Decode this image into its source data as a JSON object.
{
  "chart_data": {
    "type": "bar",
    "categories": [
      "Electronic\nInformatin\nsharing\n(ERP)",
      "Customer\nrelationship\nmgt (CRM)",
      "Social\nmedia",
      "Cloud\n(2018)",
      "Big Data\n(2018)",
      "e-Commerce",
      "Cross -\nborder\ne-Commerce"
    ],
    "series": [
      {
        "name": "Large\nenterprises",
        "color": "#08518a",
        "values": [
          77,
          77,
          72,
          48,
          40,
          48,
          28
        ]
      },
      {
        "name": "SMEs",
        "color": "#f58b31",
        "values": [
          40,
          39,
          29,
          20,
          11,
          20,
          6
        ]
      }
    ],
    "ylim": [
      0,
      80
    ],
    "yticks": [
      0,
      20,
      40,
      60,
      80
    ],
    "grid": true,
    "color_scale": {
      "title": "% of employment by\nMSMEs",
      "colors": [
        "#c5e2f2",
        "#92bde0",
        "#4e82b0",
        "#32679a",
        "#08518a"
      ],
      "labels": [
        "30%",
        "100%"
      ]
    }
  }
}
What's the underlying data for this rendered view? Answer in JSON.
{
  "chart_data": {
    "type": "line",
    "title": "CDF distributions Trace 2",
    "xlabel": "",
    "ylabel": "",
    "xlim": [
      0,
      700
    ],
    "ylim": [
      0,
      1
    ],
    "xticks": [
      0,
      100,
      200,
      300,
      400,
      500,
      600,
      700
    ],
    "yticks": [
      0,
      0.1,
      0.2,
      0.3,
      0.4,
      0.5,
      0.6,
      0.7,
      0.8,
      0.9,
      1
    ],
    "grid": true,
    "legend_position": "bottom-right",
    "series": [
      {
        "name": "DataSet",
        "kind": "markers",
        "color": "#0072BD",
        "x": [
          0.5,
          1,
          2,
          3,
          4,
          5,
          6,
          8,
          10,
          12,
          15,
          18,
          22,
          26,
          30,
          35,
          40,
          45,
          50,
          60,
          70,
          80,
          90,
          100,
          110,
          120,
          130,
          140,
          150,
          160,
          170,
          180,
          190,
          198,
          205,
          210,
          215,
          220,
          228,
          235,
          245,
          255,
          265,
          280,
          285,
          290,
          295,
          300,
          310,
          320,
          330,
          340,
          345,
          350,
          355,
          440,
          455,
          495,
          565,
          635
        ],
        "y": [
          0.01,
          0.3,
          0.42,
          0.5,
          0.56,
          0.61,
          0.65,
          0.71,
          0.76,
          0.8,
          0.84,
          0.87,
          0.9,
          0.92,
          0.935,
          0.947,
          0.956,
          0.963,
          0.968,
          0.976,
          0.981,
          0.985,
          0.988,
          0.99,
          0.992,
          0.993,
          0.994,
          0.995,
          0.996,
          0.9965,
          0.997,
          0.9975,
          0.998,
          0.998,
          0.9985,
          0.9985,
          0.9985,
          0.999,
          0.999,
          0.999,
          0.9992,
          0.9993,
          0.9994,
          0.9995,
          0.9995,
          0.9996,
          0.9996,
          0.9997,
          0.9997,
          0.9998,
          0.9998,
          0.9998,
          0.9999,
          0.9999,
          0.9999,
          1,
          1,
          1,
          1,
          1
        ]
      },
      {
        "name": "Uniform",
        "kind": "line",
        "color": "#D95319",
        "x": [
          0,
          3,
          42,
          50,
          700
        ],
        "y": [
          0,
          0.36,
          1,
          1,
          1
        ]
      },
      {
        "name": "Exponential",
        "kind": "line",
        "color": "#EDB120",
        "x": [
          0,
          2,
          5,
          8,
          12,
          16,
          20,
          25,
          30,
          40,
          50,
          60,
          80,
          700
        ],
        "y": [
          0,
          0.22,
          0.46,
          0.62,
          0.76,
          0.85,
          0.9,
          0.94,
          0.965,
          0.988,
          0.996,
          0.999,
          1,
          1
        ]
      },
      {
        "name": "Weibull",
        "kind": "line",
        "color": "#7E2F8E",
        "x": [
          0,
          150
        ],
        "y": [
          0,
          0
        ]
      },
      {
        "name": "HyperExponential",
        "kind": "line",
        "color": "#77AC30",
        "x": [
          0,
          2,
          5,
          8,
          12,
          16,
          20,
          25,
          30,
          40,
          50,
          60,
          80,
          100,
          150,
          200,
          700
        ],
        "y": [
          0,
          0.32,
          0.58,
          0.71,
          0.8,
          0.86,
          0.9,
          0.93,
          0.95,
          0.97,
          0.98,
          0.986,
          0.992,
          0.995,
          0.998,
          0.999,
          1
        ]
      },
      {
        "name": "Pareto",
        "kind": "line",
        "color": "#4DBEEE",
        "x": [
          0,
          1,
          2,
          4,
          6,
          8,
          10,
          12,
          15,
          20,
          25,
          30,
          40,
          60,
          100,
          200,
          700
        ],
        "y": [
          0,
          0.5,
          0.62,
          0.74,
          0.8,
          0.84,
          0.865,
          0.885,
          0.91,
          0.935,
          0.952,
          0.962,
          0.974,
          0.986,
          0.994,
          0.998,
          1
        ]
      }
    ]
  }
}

Prompt>
In the listing, find all lines with the string "Commerce" and copy them.

The response>
      "e-Commerce",
      "Cross -\nborder\ne-Commerce"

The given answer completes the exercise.